## What is needed
Your task is to copy the listing exactly. Drop any pictures from the copy.

Dataset items:
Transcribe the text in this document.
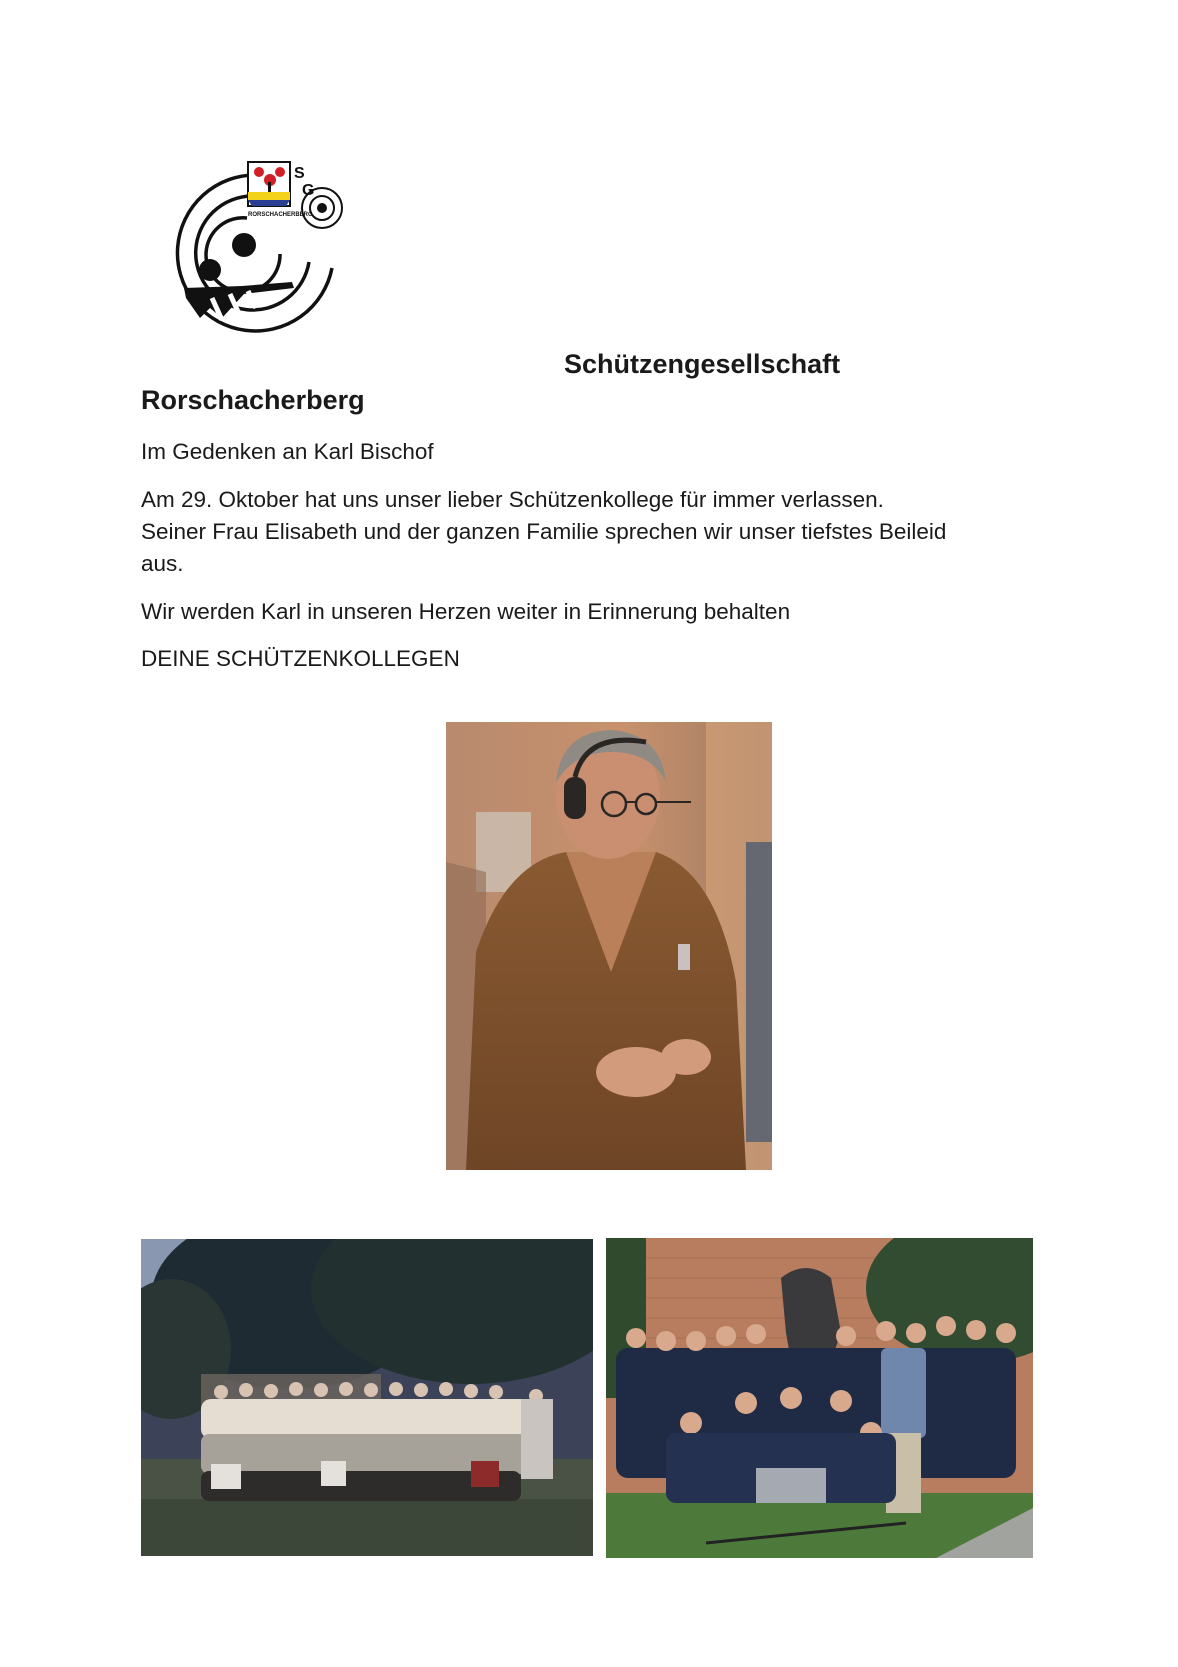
S
G
RORSCHACHERBERG
Schützengesellschaft
Rorschacherberg

Im Gedenken an Karl Bischof

Am 29. Oktober hat uns unser lieber Schützenkollege für immer verlassen.
Seiner Frau Elisabeth und der ganzen Familie sprechen wir unser tiefstes Beileid
aus.

Wir werden Karl in unseren Herzen weiter in Erinnerung behalten

DEINE SCHÜTZENKOLLEGEN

## Finished task
Transcribe the text in this document.
S
G
RORSCHACHERBERG
Schützengesellschaft
Rorschacherberg

Im Gedenken an Karl Bischof

Am 29. Oktober hat uns unser lieber Schützenkollege für immer verlassen.
Seiner Frau Elisabeth und der ganzen Familie sprechen wir unser tiefstes Beileid
aus.

Wir werden Karl in unseren Herzen weiter in Erinnerung behalten

DEINE SCHÜTZENKOLLEGEN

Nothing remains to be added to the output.